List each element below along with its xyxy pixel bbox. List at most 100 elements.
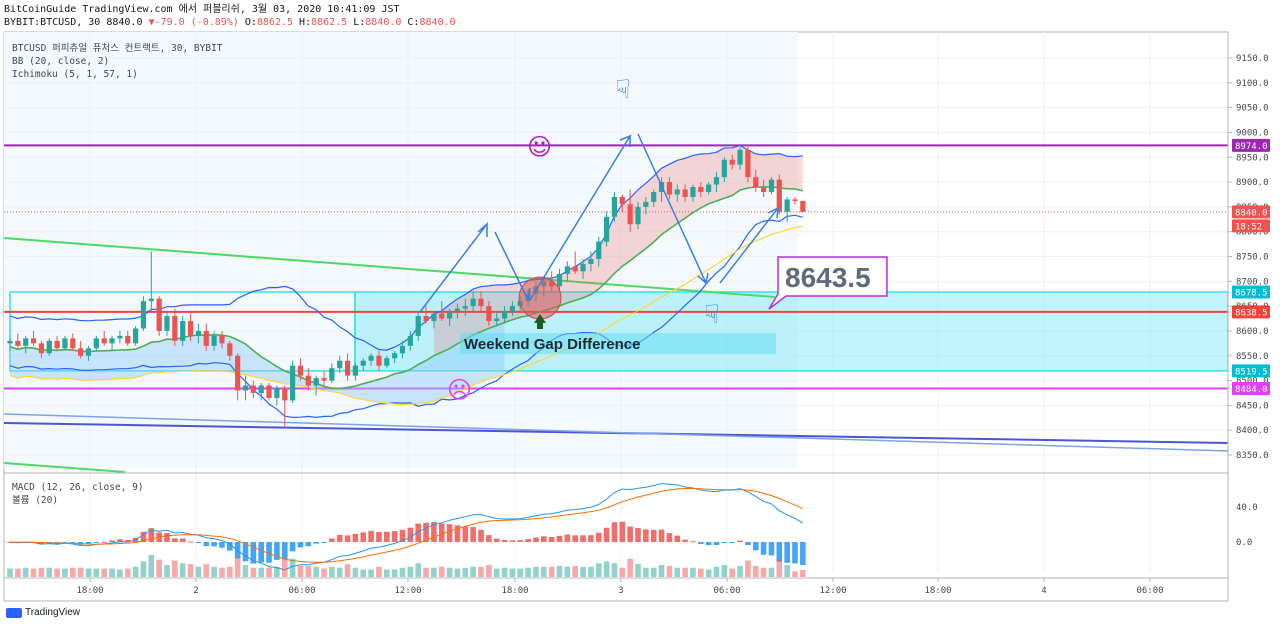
- macd-histogram-bar: [792, 542, 798, 564]
- candle-body: [187, 321, 194, 336]
- volume-bar: [438, 566, 445, 577]
- volume-bar: [62, 568, 68, 577]
- macd-histogram-bar: [258, 542, 264, 563]
- macd-histogram-bar: [101, 541, 107, 543]
- candle-body: [329, 368, 335, 381]
- candle-body: [800, 200, 806, 212]
- brand-logo[interactable]: TradingView: [6, 607, 80, 618]
- gap-zone: [354, 291, 1229, 372]
- candle-body: [148, 298, 154, 302]
- candle-body: [46, 340, 52, 354]
- price-label-bg: [1232, 382, 1270, 396]
- macd-histogram-bar: [234, 542, 241, 559]
- candle-body: [447, 311, 453, 319]
- candle-body: [454, 308, 461, 312]
- hand-pointer-icon-2: ☟: [704, 300, 720, 330]
- horizontal-levels: [4, 144, 1229, 390]
- candle-body: [360, 360, 366, 366]
- macd-histogram-bar: [572, 535, 578, 542]
- candle-body: [596, 241, 602, 259]
- volume-bar: [289, 558, 296, 577]
- volume-bar: [219, 567, 225, 577]
- candle-body: [651, 191, 657, 202]
- price-label: 8519.5: [1235, 367, 1268, 377]
- price-label: 8974.0: [1235, 142, 1268, 152]
- candle-body: [297, 365, 304, 376]
- candle-body: [30, 338, 37, 344]
- volume-bar: [297, 565, 304, 577]
- macd-histogram-bar: [368, 530, 374, 542]
- candle-body: [486, 306, 492, 322]
- legend-bb: BB (20, close, 2): [12, 56, 110, 67]
- x-tick-label: 06:00: [713, 586, 740, 596]
- candle-body: [305, 375, 311, 386]
- publish-info: BitCoinGuide TradingView.com 에서 퍼블리쉬, 3월…: [4, 4, 400, 15]
- candle-body: [470, 298, 476, 307]
- macd-histogram-bar: [470, 527, 476, 542]
- legend-ichimoku: Ichimoku (5, 1, 57, 1): [12, 69, 138, 80]
- volume-bar: [745, 560, 751, 577]
- y-tick-label: 8600.0: [1236, 327, 1269, 337]
- macd-histogram-bar: [556, 535, 563, 542]
- candle-body: [407, 335, 413, 346]
- macd-histogram-bar: [768, 542, 775, 556]
- candle-body: [313, 378, 319, 386]
- ohlc-bar: BYBIT:BTCUSD, 30 8840.0 ▼-79.0 (-0.89%) …: [4, 17, 456, 29]
- macd-histogram-bar: [195, 542, 202, 543]
- volume-bar: [384, 569, 390, 577]
- candle-body: [203, 330, 209, 346]
- volume-bar: [101, 568, 107, 577]
- macd-histogram-bar: [172, 538, 178, 542]
- macd-histogram-bar: [38, 542, 45, 545]
- candle-body: [7, 340, 13, 344]
- macd-histogram-bar: [454, 525, 461, 542]
- macd-histogram-bar: [70, 542, 76, 544]
- volume-bar: [172, 560, 178, 577]
- open-value: 8862.5: [256, 17, 294, 28]
- macd-histogram-bar: [344, 535, 351, 542]
- volume-bar: [713, 566, 720, 577]
- candle-body: [337, 360, 343, 369]
- volume-bar: [38, 567, 45, 577]
- macd-histogram-bar: [776, 542, 783, 562]
- candle-body: [564, 266, 570, 274]
- macd-histogram-bar: [376, 531, 382, 542]
- candle-body: [462, 306, 468, 309]
- macd-histogram-bar: [242, 542, 249, 562]
- volume-bar: [682, 567, 688, 577]
- macd-histogram-bar: [266, 542, 272, 563]
- volume-bar: [266, 567, 272, 577]
- macd-histogram-bar: [627, 526, 633, 542]
- macd-histogram-bar: [117, 539, 123, 542]
- macd-histogram-bar: [588, 535, 594, 542]
- y-tick-label: 8800.0: [1236, 228, 1269, 238]
- candle-body: [23, 338, 29, 346]
- candle-body: [761, 187, 767, 192]
- x-tick-label: 06:00: [1136, 586, 1163, 596]
- volume-bar: [533, 566, 539, 577]
- x-tick-label: 12:00: [819, 586, 846, 596]
- x-tick-label: 3: [618, 586, 623, 596]
- candle-body: [164, 316, 170, 331]
- price-label-bg: [1232, 285, 1270, 299]
- x-tick-label: 18:00: [76, 586, 103, 596]
- volume-bar: [541, 566, 547, 577]
- candle-body: [635, 206, 641, 225]
- macd-histogram-bar: [737, 540, 743, 542]
- volume-bar: [486, 565, 492, 577]
- volume-bar: [690, 567, 696, 577]
- macd-histogram-bar: [603, 527, 610, 542]
- candle-body: [219, 335, 225, 344]
- price-label: 8638.5: [1235, 308, 1268, 318]
- open-label: O:: [238, 17, 257, 28]
- volume-bar: [399, 567, 406, 577]
- volume-bar: [698, 568, 704, 577]
- candle-body: [399, 345, 406, 354]
- candle-body: [38, 343, 44, 354]
- macd-histogram-bar: [595, 532, 602, 542]
- volume-bar: [556, 565, 563, 577]
- macd-histogram-bar: [313, 542, 319, 544]
- elliott-arrows: [419, 133, 779, 313]
- macd-histogram-bar: [336, 534, 343, 542]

====

Exercise prompt: Could you return every line of the records above unchanged, leaving out the pictures?

Correct output:
List each element below along with its xyxy pixel bbox. List at most 100 elements.
- macd-histogram-bar: [792, 542, 798, 564]
- candle-body: [187, 321, 194, 336]
- volume-bar: [438, 566, 445, 577]
- volume-bar: [62, 568, 68, 577]
- macd-histogram-bar: [258, 542, 264, 563]
- macd-histogram-bar: [101, 541, 107, 543]
- candle-body: [329, 368, 335, 381]
- candle-body: [800, 200, 806, 212]
- brand-logo[interactable]: TradingView: [6, 607, 80, 618]
- gap-zone: [354, 291, 1229, 372]
- candle-body: [148, 298, 154, 302]
- candle-body: [46, 340, 52, 354]
- price-label-bg: [1232, 382, 1270, 396]
- macd-histogram-bar: [234, 542, 241, 559]
- candle-body: [447, 311, 453, 319]
- candle-body: [454, 308, 461, 312]
- hand-pointer-icon-2: ☟: [704, 300, 720, 330]
- horizontal-levels: [4, 144, 1229, 390]
- candle-body: [360, 360, 366, 366]
- macd-histogram-bar: [572, 535, 578, 542]
- candle-body: [596, 241, 602, 259]
- volume-bar: [289, 558, 296, 577]
- volume-bar: [219, 567, 225, 577]
- candle-body: [651, 191, 657, 202]
- price-label: 8519.5: [1235, 367, 1268, 377]
- price-label: 8974.0: [1235, 142, 1268, 152]
- candle-body: [297, 365, 304, 376]
- candle-body: [30, 338, 37, 344]
- volume-bar: [297, 565, 304, 577]
- macd-histogram-bar: [368, 530, 374, 542]
- candle-body: [486, 306, 492, 322]
- legend-bb: BB (20, close, 2): [12, 56, 110, 67]
- x-tick-label: 06:00: [713, 586, 740, 596]
- candle-body: [305, 375, 311, 386]
- publish-info: BitCoinGuide TradingView.com 에서 퍼블리쉬, 3월…: [4, 4, 400, 15]
- candle-body: [470, 298, 476, 307]
- macd-histogram-bar: [470, 527, 476, 542]
- legend-ichimoku: Ichimoku (5, 1, 57, 1): [12, 69, 138, 80]
- volume-bar: [745, 560, 751, 577]
- y-tick-label: 8600.0: [1236, 327, 1269, 337]
- macd-histogram-bar: [556, 535, 563, 542]
- candle-body: [407, 335, 413, 346]
- macd-histogram-bar: [768, 542, 775, 556]
- candle-body: [313, 378, 319, 386]
- ohlc-bar: BYBIT:BTCUSD, 30 8840.0 ▼-79.0 (-0.89%) …: [4, 17, 456, 29]
- macd-histogram-bar: [195, 542, 202, 543]
- volume-bar: [384, 569, 390, 577]
- candle-body: [203, 330, 209, 346]
- volume-bar: [101, 568, 107, 577]
- macd-histogram-bar: [172, 538, 178, 542]
- macd-histogram-bar: [38, 542, 45, 545]
- candle-body: [7, 340, 13, 344]
- macd-histogram-bar: [454, 525, 461, 542]
- macd-histogram-bar: [70, 542, 76, 544]
- volume-bar: [172, 560, 178, 577]
- open-value: 8862.5: [256, 17, 294, 28]
- macd-histogram-bar: [344, 535, 351, 542]
- volume-bar: [713, 566, 720, 577]
- candle-body: [337, 360, 343, 369]
- volume-bar: [38, 567, 45, 577]
- macd-histogram-bar: [776, 542, 783, 562]
- candle-body: [564, 266, 570, 274]
- macd-histogram-bar: [376, 531, 382, 542]
- candle-body: [462, 306, 468, 309]
- macd-histogram-bar: [242, 542, 249, 562]
- volume-bar: [682, 567, 688, 577]
- macd-histogram-bar: [266, 542, 272, 563]
- volume-bar: [266, 567, 272, 577]
- macd-histogram-bar: [627, 526, 633, 542]
- macd-histogram-bar: [117, 539, 123, 542]
- macd-histogram-bar: [588, 535, 594, 542]
- y-tick-label: 8800.0: [1236, 228, 1269, 238]
- candle-body: [23, 338, 29, 346]
- candle-body: [761, 187, 767, 192]
- x-tick-label: 06:00: [1136, 586, 1163, 596]
- volume-bar: [533, 566, 539, 577]
- x-tick-label: 12:00: [819, 586, 846, 596]
- x-tick-label: 3: [618, 586, 623, 596]
- candle-body: [164, 316, 170, 331]
- price-label-bg: [1232, 285, 1270, 299]
- x-tick-label: 18:00: [76, 586, 103, 596]
- volume-bar: [541, 566, 547, 577]
- candle-body: [635, 206, 641, 225]
- macd-histogram-bar: [737, 540, 743, 542]
- volume-bar: [486, 565, 492, 577]
- volume-bar: [690, 567, 696, 577]
- macd-histogram-bar: [603, 527, 610, 542]
- candle-body: [219, 335, 225, 344]
- price-label: 8638.5: [1235, 308, 1268, 318]
- open-label: O:: [238, 17, 257, 28]
- volume-bar: [399, 567, 406, 577]
- volume-bar: [698, 568, 704, 577]
- candle-body: [399, 345, 406, 354]
- candle-body: [38, 343, 44, 354]
- macd-histogram-bar: [595, 532, 602, 542]
- volume-bar: [556, 565, 563, 577]
- macd-histogram-bar: [313, 542, 319, 544]
- elliott-arrows: [419, 133, 779, 313]
- macd-histogram-bar: [336, 534, 343, 542]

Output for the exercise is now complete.